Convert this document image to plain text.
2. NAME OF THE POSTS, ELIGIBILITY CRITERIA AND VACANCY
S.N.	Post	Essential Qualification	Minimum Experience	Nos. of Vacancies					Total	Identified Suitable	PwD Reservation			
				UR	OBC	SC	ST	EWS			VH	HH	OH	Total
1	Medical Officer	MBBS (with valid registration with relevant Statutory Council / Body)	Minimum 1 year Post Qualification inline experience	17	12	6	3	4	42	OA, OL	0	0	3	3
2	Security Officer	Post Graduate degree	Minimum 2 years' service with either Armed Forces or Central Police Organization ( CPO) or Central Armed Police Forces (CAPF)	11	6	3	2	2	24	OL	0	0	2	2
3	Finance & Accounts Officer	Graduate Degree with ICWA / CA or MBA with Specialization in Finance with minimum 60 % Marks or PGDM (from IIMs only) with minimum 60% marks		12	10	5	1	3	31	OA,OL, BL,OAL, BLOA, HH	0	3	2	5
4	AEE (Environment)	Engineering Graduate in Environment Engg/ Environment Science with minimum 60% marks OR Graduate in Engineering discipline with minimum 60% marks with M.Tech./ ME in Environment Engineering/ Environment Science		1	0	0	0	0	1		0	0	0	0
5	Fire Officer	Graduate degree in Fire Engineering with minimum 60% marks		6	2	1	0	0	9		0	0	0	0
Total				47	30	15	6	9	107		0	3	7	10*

◆ Task to complete ◆
Output all of the data above without any alteration.

◆ Exercise solution ◆
Convert this document image to plain text.
2. NAME OF THE POSTS, ELIGIBILITY CRITERIA AND VACANCY
S.N.	Post	Essential Qualification	Minimum Experience	Nos. of Vacancies					Total	Identified Suitable	PwD Reservation			
				UR	OBC	SC	ST	EWS			VH	HH	OH	Total
1	Medical Officer	MBBS (with valid registration with relevant Statutory Council / Body)	Minimum 1 year Post Qualification inline experience	17	12	6	3	4	42	OA, OL	0	0	3	3
2	Security Officer	Post Graduate degree	Minimum 2 years' service with either Armed Forces or Central Police Organization ( CPO) or Central Armed Police Forces (CAPF)	11	6	3	2	2	24	OL	0	0	2	2
3	Finance & Accounts Officer	Graduate Degree with ICWA / CA or MBA with Specialization in Finance with minimum 60 % Marks or PGDM (from IIMs only) with minimum 60% marks		12	10	5	1	3	31	OA,OL, BL,OAL, BLOA, HH	0	3	2	5
4	AEE (Environment)	Engineering Graduate in Environment Engg/ Environment Science with minimum 60% marks OR Graduate in Engineering discipline with minimum 60% marks with M.Tech./ ME in Environment Engineering/ Environment Science		1	0	0	0	0	1		0	0	0	0
5	Fire Officer	Graduate degree in Fire Engineering with minimum 60% marks		6	2	1	0	0	9		0	0	0	0
Total				47	30	15	6	9	107		0	3	7	10*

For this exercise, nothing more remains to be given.